[Part of a data file]
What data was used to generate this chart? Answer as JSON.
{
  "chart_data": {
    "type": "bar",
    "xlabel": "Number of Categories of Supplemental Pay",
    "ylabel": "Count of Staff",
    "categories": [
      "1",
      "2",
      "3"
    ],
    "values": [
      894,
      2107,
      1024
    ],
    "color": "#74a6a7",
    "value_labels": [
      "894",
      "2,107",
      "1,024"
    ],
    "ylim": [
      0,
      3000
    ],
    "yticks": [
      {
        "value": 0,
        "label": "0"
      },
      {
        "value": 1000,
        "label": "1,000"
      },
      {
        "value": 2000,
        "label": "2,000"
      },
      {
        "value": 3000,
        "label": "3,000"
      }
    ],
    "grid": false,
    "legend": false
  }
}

### DIRECTIONS FOR THIS TASK
Produce a verbatim transcription of the entries above.

### EXERCISE ANSWER
What data was used to generate this chart? Answer as JSON.
{
  "chart_data": {
    "type": "bar",
    "xlabel": "Number of Categories of Supplemental Pay",
    "ylabel": "Count of Staff",
    "categories": [
      "1",
      "2",
      "3"
    ],
    "values": [
      894,
      2107,
      1024
    ],
    "color": "#74a6a7",
    "value_labels": [
      "894",
      "2,107",
      "1,024"
    ],
    "ylim": [
      0,
      3000
    ],
    "yticks": [
      {
        "value": 0,
        "label": "0"
      },
      {
        "value": 1000,
        "label": "1,000"
      },
      {
        "value": 2000,
        "label": "2,000"
      },
      {
        "value": 3000,
        "label": "3,000"
      }
    ],
    "grid": false,
    "legend": false
  }
}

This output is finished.